EXERCISE MATERIAL
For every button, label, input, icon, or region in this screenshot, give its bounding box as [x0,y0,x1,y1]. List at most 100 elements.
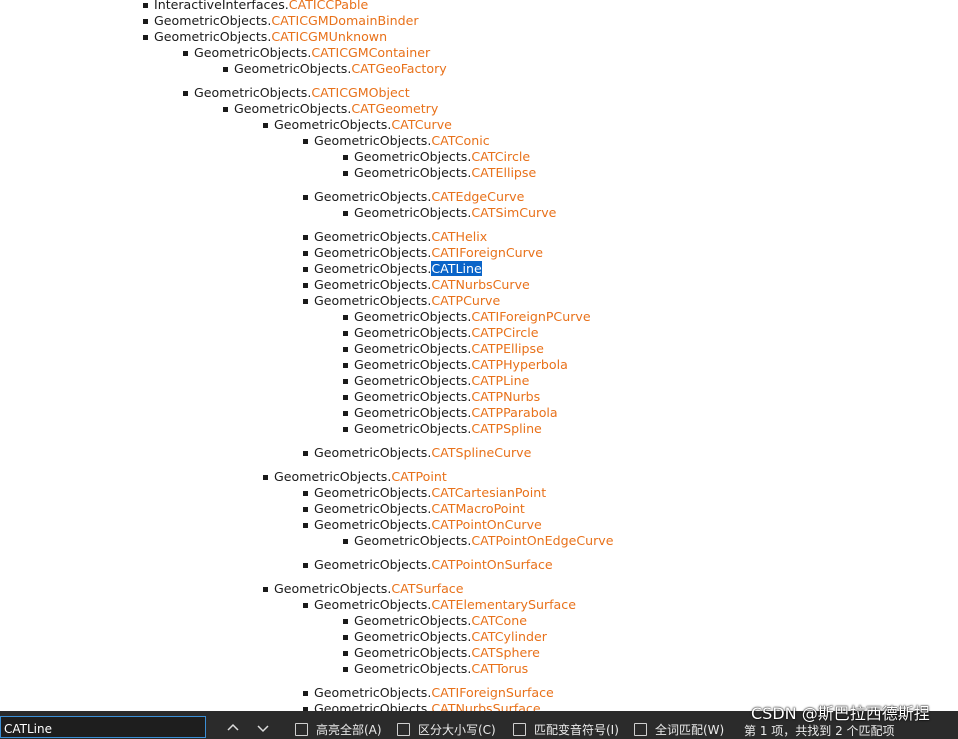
class-link[interactable]: CATICCPable [289,0,368,12]
tree-item: GeometricObjects.CATConic [303,133,490,149]
tree-item: GeometricObjects.CATCone [343,613,527,629]
tree-item: GeometricObjects.CATPParabola [343,405,558,421]
class-link[interactable]: CATPointOnEdgeCurve [471,533,613,548]
match-diacritics-checkbox[interactable]: 匹配变音符号(I) [513,721,619,737]
whole-words-checkbox[interactable]: 全词匹配(W) [634,721,724,737]
class-link[interactable]: CATCurve [391,117,452,132]
class-link[interactable]: CATIForeignSurface [431,685,553,700]
namespace-prefix: GeometricObjects. [354,325,472,340]
class-link[interactable]: CATNurbsSurface [431,701,540,711]
tree-item: GeometricObjects.CATIForeignPCurve [343,309,591,325]
class-link[interactable]: CATPParabola [471,405,557,420]
bullet-icon [343,379,348,384]
class-link[interactable]: CATMacroPoint [431,501,525,516]
namespace-prefix: GeometricObjects. [354,405,472,420]
class-link[interactable]: CATSphere [471,645,540,660]
class-link[interactable]: CATSimCurve [471,205,556,220]
tree-item: GeometricObjects.CATPEllipse [343,341,544,357]
class-link[interactable]: CATTorus [471,661,528,676]
tree-item-text: GeometricObjects.CATCurve [274,117,452,132]
tree-item-text: GeometricObjects.CATPCircle [354,325,538,340]
namespace-prefix: GeometricObjects. [354,341,472,356]
tree-item-text: GeometricObjects.CATPSpline [354,421,542,436]
class-link[interactable]: CATPointOnCurve [431,517,541,532]
highlight-all-checkbox[interactable]: 高亮全部(A) [295,721,382,737]
class-link[interactable]: CATCone [471,613,527,628]
class-link[interactable]: CATNurbsCurve [431,277,529,292]
bullet-icon [263,123,268,128]
class-link[interactable]: CATPCircle [471,325,538,340]
class-link[interactable]: CATHelix [431,229,487,244]
namespace-prefix: GeometricObjects. [314,517,432,532]
find-input[interactable] [0,716,206,738]
namespace-prefix: GeometricObjects. [314,685,432,700]
checkbox-box[interactable] [513,722,526,736]
tree-item-text: InteractiveInterfaces.CATICCPable [154,0,368,12]
tree-item-text: GeometricObjects.CATCone [354,613,527,628]
namespace-prefix: GeometricObjects. [314,133,432,148]
class-link[interactable]: CATPLine [471,373,529,388]
tree-item-text: GeometricObjects.CATPEllipse [354,341,544,356]
class-link[interactable]: CATPCurve [431,293,500,308]
class-link[interactable]: CATCylinder [471,629,547,644]
namespace-prefix: GeometricObjects. [314,485,432,500]
bullet-icon [343,211,348,216]
class-hierarchy-tree: InteractiveInterfaces.CATICCPable Geometr… [0,0,958,711]
namespace-prefix: GeometricObjects. [314,557,432,572]
class-link[interactable]: CATPNurbs [471,389,540,404]
namespace-prefix: GeometricObjects. [354,661,472,676]
class-link-highlighted[interactable]: CATLine [431,261,482,276]
tree-item: GeometricObjects.CATIForeignSurface [303,685,554,701]
bullet-icon [343,619,348,624]
namespace-prefix: GeometricObjects. [314,501,432,516]
class-link[interactable]: CATPointOnSurface [431,557,552,572]
class-link[interactable]: CATCircle [471,149,530,164]
find-next-button[interactable] [254,719,272,737]
class-link[interactable]: CATConic [431,133,489,148]
checkbox-box[interactable] [295,722,308,736]
tree-item-text: GeometricObjects.CATEdgeCurve [314,189,524,204]
class-link[interactable]: CATIForeignPCurve [471,309,590,324]
class-link[interactable]: CATPHyperbola [471,357,567,372]
match-case-checkbox[interactable]: 区分大小写(C) [397,721,496,737]
bullet-icon [303,691,308,696]
tree-item-text: GeometricObjects.CATHelix [314,229,487,244]
class-link[interactable]: CATIForeignCurve [431,245,543,260]
tree-item: GeometricObjects.CATGeometry [223,101,438,117]
bullet-icon [223,107,228,112]
namespace-prefix: GeometricObjects. [354,629,472,644]
tree-item-text: GeometricObjects.CATPointOnEdgeCurve [354,533,614,548]
tree-item-text: GeometricObjects.CATIForeignSurface [314,685,554,700]
namespace-prefix: GeometricObjects. [354,373,472,388]
class-link[interactable]: CATPEllipse [471,341,543,356]
tree-item: GeometricObjects.CATSplineCurve [303,445,531,461]
tree-item: GeometricObjects.CATICGMObject [183,85,410,101]
class-link[interactable]: CATICGMDomainBinder [271,13,418,28]
tree-item: GeometricObjects.CATICGMDomainBinder [143,13,419,29]
tree-item-text: GeometricObjects.CATEllipse [354,165,536,180]
namespace-prefix: GeometricObjects. [354,357,472,372]
checkbox-box[interactable] [634,722,647,736]
bullet-icon [343,331,348,336]
checkbox-box[interactable] [397,722,410,736]
class-link[interactable]: CATPSpline [471,421,541,436]
class-link[interactable]: CATICGMObject [311,85,409,100]
class-link[interactable]: CATPoint [391,469,446,484]
class-link[interactable]: CATICGMUnknown [271,29,387,44]
class-link[interactable]: CATGeometry [351,101,438,116]
class-link[interactable]: CATCartesianPoint [431,485,546,500]
class-link[interactable]: CATEdgeCurve [431,189,524,204]
class-link[interactable]: CATElementarySurface [431,597,576,612]
find-previous-button[interactable] [224,719,242,737]
class-link[interactable]: CATEllipse [471,165,536,180]
class-link[interactable]: CATSplineCurve [431,445,531,460]
bullet-icon [303,267,308,272]
class-link[interactable]: CATICGMContainer [311,45,430,60]
class-link[interactable]: CATSurface [391,581,463,596]
tree-item: GeometricObjects.CATGeoFactory [223,61,447,77]
class-link[interactable]: CATGeoFactory [351,61,446,76]
chevron-up-icon [227,723,239,731]
tree-item: GeometricObjects.CATPointOnCurve [303,517,542,533]
tree-item: GeometricObjects.CATPoint [263,469,447,485]
tree-item: GeometricObjects.CATCylinder [343,629,547,645]
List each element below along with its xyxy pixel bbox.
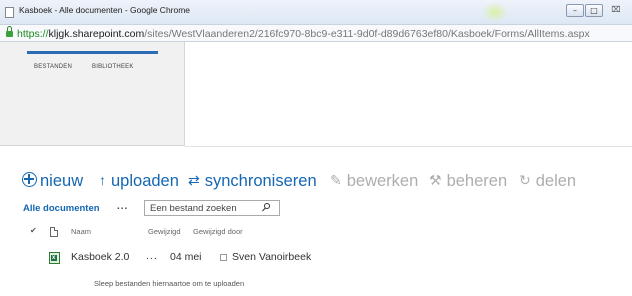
window-title: Kasboek - Alle documenten - Google Chrom… — [19, 5, 191, 15]
excel-file-icon — [49, 252, 60, 264]
pencil-icon: ✎ — [330, 172, 342, 188]
plus-circle-icon — [22, 172, 37, 187]
drop-hint: Sleep bestanden hiernaartoe om te upload… — [94, 279, 245, 288]
file-type-icon — [50, 227, 58, 237]
share-label: delen — [535, 172, 577, 190]
ribbon-tab-panel: BESTANDEN BIBLIOTHEEK — [0, 42, 185, 146]
maximize-button[interactable]: □ — [585, 4, 603, 17]
edit-button[interactable]: ✎ bewerken — [330, 172, 418, 191]
tab-library[interactable]: BIBLIOTHEEK — [92, 64, 134, 70]
url-scheme: https:// — [17, 28, 49, 40]
edit-label: bewerken — [346, 172, 419, 190]
new-button[interactable]: nieuw — [22, 172, 83, 191]
search-placeholder: Een bestand zoeken — [150, 203, 237, 214]
view-all-documents[interactable]: Alle documenten — [23, 203, 100, 214]
url-path: /sites/WestVlaanderen2/216fc970-8bc9-e31… — [144, 28, 590, 40]
sync-button[interactable]: ⇄ synchroniseren — [188, 172, 317, 191]
file-name-link[interactable]: Kasboek 2.0 — [71, 251, 129, 263]
search-icon[interactable] — [262, 203, 271, 212]
tab-files[interactable]: BESTANDEN — [34, 64, 72, 70]
url-text[interactable]: https://kljgk.sharepoint.com/sites/WestV… — [17, 28, 590, 40]
presence-icon — [220, 254, 227, 261]
item-more-button[interactable]: ... — [146, 250, 158, 262]
share-button[interactable]: ↻ delen — [519, 172, 576, 191]
minimize-button[interactable]: – — [566, 4, 584, 17]
column-modified[interactable]: Gewijzigd — [148, 227, 181, 236]
upload-arrow-icon: ↑ — [99, 172, 106, 188]
upload-label: uploaden — [111, 172, 179, 190]
wrench-icon: ⚒ — [429, 172, 442, 188]
ribbon-area: BESTANDEN BIBLIOTHEEK — [0, 42, 632, 147]
manage-button[interactable]: ⚒ beheren — [429, 172, 507, 191]
ribbon-active-underline — [27, 51, 158, 54]
share-icon: ↻ — [519, 172, 531, 188]
page-icon — [5, 7, 14, 18]
sync-label: synchroniseren — [204, 172, 317, 190]
view-more-button[interactable]: ... — [117, 201, 128, 212]
chrome-theme-decoration — [482, 2, 508, 22]
view-row: Alle documenten ... Een bestand zoeken — [0, 200, 632, 216]
list-item[interactable]: Kasboek 2.0 ... 04 mei Sven Vanoirbeek — [0, 250, 632, 266]
sync-icon: ⇄ — [188, 172, 200, 188]
address-bar[interactable]: https://kljgk.sharepoint.com/sites/WestV… — [0, 24, 632, 42]
browser-title-bar: Kasboek - Alle documenten - Google Chrom… — [0, 0, 632, 24]
new-label: nieuw — [40, 172, 84, 190]
modified-by-user[interactable]: Sven Vanoirbeek — [232, 251, 311, 263]
column-modified-by[interactable]: Gewijzigd door — [193, 227, 243, 236]
url-host: kljgk.sharepoint.com — [48, 28, 145, 40]
search-input[interactable]: Een bestand zoeken — [144, 200, 280, 216]
upload-button[interactable]: ↑ uploaden — [99, 172, 179, 191]
manage-label: beheren — [446, 172, 508, 190]
ribbon-divider — [185, 146, 632, 147]
command-bar: nieuw ↑ uploaden ⇄ synchroniseren ✎ bewerke… — [0, 172, 632, 194]
select-all-check-icon[interactable]: ✔ — [30, 226, 37, 235]
list-header: ✔ Naam Gewijzigd Gewijzigd door — [0, 226, 632, 240]
lock-icon — [6, 26, 13, 37]
modified-date: 04 mei — [170, 251, 202, 263]
close-button[interactable]: ⌧ — [606, 4, 626, 17]
column-name[interactable]: Naam — [71, 227, 91, 236]
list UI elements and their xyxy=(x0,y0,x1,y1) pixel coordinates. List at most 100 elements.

OBJECTIVE
Switch "namespace-prefix" to "ns-prefix" in the records, starting at the line containing "class-link[interactable]: CATICCPable [289,0,368,12]" and ending at the line containing "tree-item-text: GeometricObjects.CATPEllipse [354,341,544,356]", and give only those lines with everything else unchanged.

EXPECTED OUTPUT
class-link[interactable]: CATICCPable [289,0,368,12]
tree-item: GeometricObjects.CATConic [303,133,490,149]
tree-item: GeometricObjects.CATCone [343,613,527,629]
tree-item: GeometricObjects.CATPParabola [343,405,558,421]
class-link[interactable]: CATPointOnEdgeCurve [471,533,613,548]
match-diacritics-checkbox[interactable]: 匹配变音符号(I) [513,721,619,737]
whole-words-checkbox[interactable]: 全词匹配(W) [634,721,724,737]
class-link[interactable]: CATCurve [391,117,452,132]
class-link[interactable]: CATIForeignSurface [431,685,553,700]
ns-prefix: GeometricObjects. [354,325,472,340]
class-link[interactable]: CATNurbsSurface [431,701,540,711]
tree-item: GeometricObjects.CATIForeignPCurve [343,309,591,325]
class-link[interactable]: CATPParabola [471,405,557,420]
bullet-icon [343,379,348,384]
class-link[interactable]: CATMacroPoint [431,501,525,516]
ns-prefix: GeometricObjects. [354,405,472,420]
class-link[interactable]: CATSphere [471,645,540,660]
class-link[interactable]: CATSimCurve [471,205,556,220]
tree-item: GeometricObjects.CATPEllipse [343,341,544,357]
class-link[interactable]: CATTorus [471,661,528,676]
tree-item-text: GeometricObjects.CATCurve [274,117,452,132]
tree-item-text: GeometricObjects.CATPCircle [354,325,538,340]
ns-prefix: GeometricObjects. [354,341,472,356]
tree-item-text: GeometricObjects.CATPSpline [354,421,542,436]
class-link[interactable]: CATPointOnCurve [431,517,541,532]
highlight-all-checkbox[interactable]: 高亮全部(A) [295,721,382,737]
class-link[interactable]: CATCone [471,613,527,628]
class-link[interactable]: CATNurbsCurve [431,277,529,292]
bullet-icon [263,123,268,128]
class-link[interactable]: CATPCircle [471,325,538,340]
class-link[interactable]: CATHelix [431,229,487,244]
ns-prefix: GeometricObjects. [314,517,432,532]
find-input[interactable] [0,716,206,738]
ns-prefix: GeometricObjects. [314,685,432,700]
checkbox-box[interactable] [513,722,526,736]
tree-item-text: InteractiveInterfaces.CATICCPable [154,0,368,12]
tree-item-text: GeometricObjects.CATCone [354,613,527,628]
ns-prefix: GeometricObjects. [314,133,432,148]
class-link[interactable]: CATPLine [471,373,529,388]
tree-item-text: GeometricObjects.CATPEllipse [354,341,544,356]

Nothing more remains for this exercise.